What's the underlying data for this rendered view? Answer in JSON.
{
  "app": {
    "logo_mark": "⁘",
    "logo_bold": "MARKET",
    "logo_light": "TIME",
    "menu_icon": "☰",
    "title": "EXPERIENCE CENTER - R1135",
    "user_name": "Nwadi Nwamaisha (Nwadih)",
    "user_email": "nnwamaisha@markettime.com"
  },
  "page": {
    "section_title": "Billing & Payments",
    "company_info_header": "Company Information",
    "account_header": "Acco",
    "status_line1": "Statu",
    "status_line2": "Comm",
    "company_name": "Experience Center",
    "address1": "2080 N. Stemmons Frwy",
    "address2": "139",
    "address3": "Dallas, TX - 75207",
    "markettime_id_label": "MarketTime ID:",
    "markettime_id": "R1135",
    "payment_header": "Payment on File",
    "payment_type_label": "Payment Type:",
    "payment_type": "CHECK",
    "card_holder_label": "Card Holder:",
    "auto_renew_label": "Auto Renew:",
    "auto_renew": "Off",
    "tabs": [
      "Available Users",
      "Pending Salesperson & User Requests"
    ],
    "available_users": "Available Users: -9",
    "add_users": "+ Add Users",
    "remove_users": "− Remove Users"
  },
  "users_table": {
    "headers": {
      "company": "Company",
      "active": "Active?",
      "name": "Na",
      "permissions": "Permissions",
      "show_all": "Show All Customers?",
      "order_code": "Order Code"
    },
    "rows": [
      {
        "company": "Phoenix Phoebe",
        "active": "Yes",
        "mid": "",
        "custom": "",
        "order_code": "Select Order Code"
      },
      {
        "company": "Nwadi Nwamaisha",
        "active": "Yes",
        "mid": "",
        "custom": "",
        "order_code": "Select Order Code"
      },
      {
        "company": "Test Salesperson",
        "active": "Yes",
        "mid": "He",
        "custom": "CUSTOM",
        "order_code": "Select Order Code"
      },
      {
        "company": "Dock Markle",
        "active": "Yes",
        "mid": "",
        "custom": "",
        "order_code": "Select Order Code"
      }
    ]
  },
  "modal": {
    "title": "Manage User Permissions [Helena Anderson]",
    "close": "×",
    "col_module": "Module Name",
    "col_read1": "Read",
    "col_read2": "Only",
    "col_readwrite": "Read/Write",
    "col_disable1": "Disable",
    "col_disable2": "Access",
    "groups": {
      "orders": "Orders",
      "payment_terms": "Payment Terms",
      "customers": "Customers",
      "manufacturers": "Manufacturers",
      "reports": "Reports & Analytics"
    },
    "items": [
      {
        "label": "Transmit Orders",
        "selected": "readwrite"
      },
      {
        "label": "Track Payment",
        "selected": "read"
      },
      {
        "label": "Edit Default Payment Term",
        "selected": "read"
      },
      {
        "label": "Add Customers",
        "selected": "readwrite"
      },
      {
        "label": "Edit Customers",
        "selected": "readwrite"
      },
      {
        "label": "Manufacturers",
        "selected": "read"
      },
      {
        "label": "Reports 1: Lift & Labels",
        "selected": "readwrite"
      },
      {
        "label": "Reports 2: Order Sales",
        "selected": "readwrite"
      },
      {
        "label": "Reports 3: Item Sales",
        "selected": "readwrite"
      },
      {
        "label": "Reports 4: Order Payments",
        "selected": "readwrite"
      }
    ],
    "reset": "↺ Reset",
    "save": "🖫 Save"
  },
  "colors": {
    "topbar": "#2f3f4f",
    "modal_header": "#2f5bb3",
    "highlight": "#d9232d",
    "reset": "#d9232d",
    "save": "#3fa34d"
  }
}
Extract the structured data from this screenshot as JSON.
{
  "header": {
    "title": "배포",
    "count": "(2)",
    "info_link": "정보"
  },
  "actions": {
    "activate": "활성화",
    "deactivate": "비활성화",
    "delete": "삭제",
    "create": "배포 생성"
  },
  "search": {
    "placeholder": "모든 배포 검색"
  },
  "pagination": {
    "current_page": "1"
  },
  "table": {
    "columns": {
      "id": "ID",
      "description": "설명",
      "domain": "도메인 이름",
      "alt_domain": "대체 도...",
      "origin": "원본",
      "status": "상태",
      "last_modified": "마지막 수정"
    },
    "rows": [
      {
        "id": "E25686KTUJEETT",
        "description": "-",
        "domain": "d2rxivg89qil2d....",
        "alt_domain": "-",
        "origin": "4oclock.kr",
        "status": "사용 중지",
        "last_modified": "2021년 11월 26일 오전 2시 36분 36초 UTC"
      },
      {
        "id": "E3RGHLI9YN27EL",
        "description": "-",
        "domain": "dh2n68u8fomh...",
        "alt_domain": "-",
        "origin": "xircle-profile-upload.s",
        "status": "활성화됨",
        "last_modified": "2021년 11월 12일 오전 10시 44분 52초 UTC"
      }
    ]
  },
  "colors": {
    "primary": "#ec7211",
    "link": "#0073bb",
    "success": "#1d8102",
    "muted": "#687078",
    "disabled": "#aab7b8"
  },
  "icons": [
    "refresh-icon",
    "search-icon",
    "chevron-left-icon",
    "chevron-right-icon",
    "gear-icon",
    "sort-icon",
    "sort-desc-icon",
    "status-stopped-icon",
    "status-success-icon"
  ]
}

□ □ □ □

Print out every record again, exactly and in full.

• PROBLEM SOLUTION:
What's the underlying data for this rendered view? Answer in JSON.
{
  "app": {
    "logo_mark": "⁘",
    "logo_bold": "MARKET",
    "logo_light": "TIME",
    "menu_icon": "☰",
    "title": "EXPERIENCE CENTER - R1135",
    "user_name": "Nwadi Nwamaisha (Nwadih)",
    "user_email": "nnwamaisha@markettime.com"
  },
  "page": {
    "section_title": "Billing & Payments",
    "company_info_header": "Company Information",
    "account_header": "Acco",
    "status_line1": "Statu",
    "status_line2": "Comm",
    "company_name": "Experience Center",
    "address1": "2080 N. Stemmons Frwy",
    "address2": "139",
    "address3": "Dallas, TX - 75207",
    "markettime_id_label": "MarketTime ID:",
    "markettime_id": "R1135",
    "payment_header": "Payment on File",
    "payment_type_label": "Payment Type:",
    "payment_type": "CHECK",
    "card_holder_label": "Card Holder:",
    "auto_renew_label": "Auto Renew:",
    "auto_renew": "Off",
    "tabs": [
      "Available Users",
      "Pending Salesperson & User Requests"
    ],
    "available_users": "Available Users: -9",
    "add_users": "+ Add Users",
    "remove_users": "− Remove Users"
  },
  "users_table": {
    "headers": {
      "company": "Company",
      "active": "Active?",
      "name": "Na",
      "permissions": "Permissions",
      "show_all": "Show All Customers?",
      "order_code": "Order Code"
    },
    "rows": [
      {
        "company": "Phoenix Phoebe",
        "active": "Yes",
        "mid": "",
        "custom": "",
        "order_code": "Select Order Code"
      },
      {
        "company": "Nwadi Nwamaisha",
        "active": "Yes",
        "mid": "",
        "custom": "",
        "order_code": "Select Order Code"
      },
      {
        "company": "Test Salesperson",
        "active": "Yes",
        "mid": "He",
        "custom": "CUSTOM",
        "order_code": "Select Order Code"
      },
      {
        "company": "Dock Markle",
        "active": "Yes",
        "mid": "",
        "custom": "",
        "order_code": "Select Order Code"
      }
    ]
  },
  "modal": {
    "title": "Manage User Permissions [Helena Anderson]",
    "close": "×",
    "col_module": "Module Name",
    "col_read1": "Read",
    "col_read2": "Only",
    "col_readwrite": "Read/Write",
    "col_disable1": "Disable",
    "col_disable2": "Access",
    "groups": {
      "orders": "Orders",
      "payment_terms": "Payment Terms",
      "customers": "Customers",
      "manufacturers": "Manufacturers",
      "reports": "Reports & Analytics"
    },
    "items": [
      {
        "label": "Transmit Orders",
        "selected": "readwrite"
      },
      {
        "label": "Track Payment",
        "selected": "read"
      },
      {
        "label": "Edit Default Payment Term",
        "selected": "read"
      },
      {
        "label": "Add Customers",
        "selected": "readwrite"
      },
      {
        "label": "Edit Customers",
        "selected": "readwrite"
      },
      {
        "label": "Manufacturers",
        "selected": "read"
      },
      {
        "label": "Reports 1: Lift & Labels",
        "selected": "readwrite"
      },
      {
        "label": "Reports 2: Order Sales",
        "selected": "readwrite"
      },
      {
        "label": "Reports 3: Item Sales",
        "selected": "readwrite"
      },
      {
        "label": "Reports 4: Order Payments",
        "selected": "readwrite"
      }
    ],
    "reset": "↺ Reset",
    "save": "🖫 Save"
  },
  "colors": {
    "topbar": "#2f3f4f",
    "modal_header": "#2f5bb3",
    "highlight": "#d9232d",
    "reset": "#d9232d",
    "save": "#3fa34d"
  }
}
Extract the structured data from this screenshot as JSON.
{
  "header": {
    "title": "배포",
    "count": "(2)",
    "info_link": "정보"
  },
  "actions": {
    "activate": "활성화",
    "deactivate": "비활성화",
    "delete": "삭제",
    "create": "배포 생성"
  },
  "search": {
    "placeholder": "모든 배포 검색"
  },
  "pagination": {
    "current_page": "1"
  },
  "table": {
    "columns": {
      "id": "ID",
      "description": "설명",
      "domain": "도메인 이름",
      "alt_domain": "대체 도...",
      "origin": "원본",
      "status": "상태",
      "last_modified": "마지막 수정"
    },
    "rows": [
      {
        "id": "E25686KTUJEETT",
        "description": "-",
        "domain": "d2rxivg89qil2d....",
        "alt_domain": "-",
        "origin": "4oclock.kr",
        "status": "사용 중지",
        "last_modified": "2021년 11월 26일 오전 2시 36분 36초 UTC"
      },
      {
        "id": "E3RGHLI9YN27EL",
        "description": "-",
        "domain": "dh2n68u8fomh...",
        "alt_domain": "-",
        "origin": "xircle-profile-upload.s",
        "status": "활성화됨",
        "last_modified": "2021년 11월 12일 오전 10시 44분 52초 UTC"
      }
    ]
  },
  "colors": {
    "primary": "#ec7211",
    "link": "#0073bb",
    "success": "#1d8102",
    "muted": "#687078",
    "disabled": "#aab7b8"
  },
  "icons": [
    "refresh-icon",
    "search-icon",
    "chevron-left-icon",
    "chevron-right-icon",
    "gear-icon",
    "sort-icon",
    "sort-desc-icon",
    "status-stopped-icon",
    "status-success-icon"
  ]
}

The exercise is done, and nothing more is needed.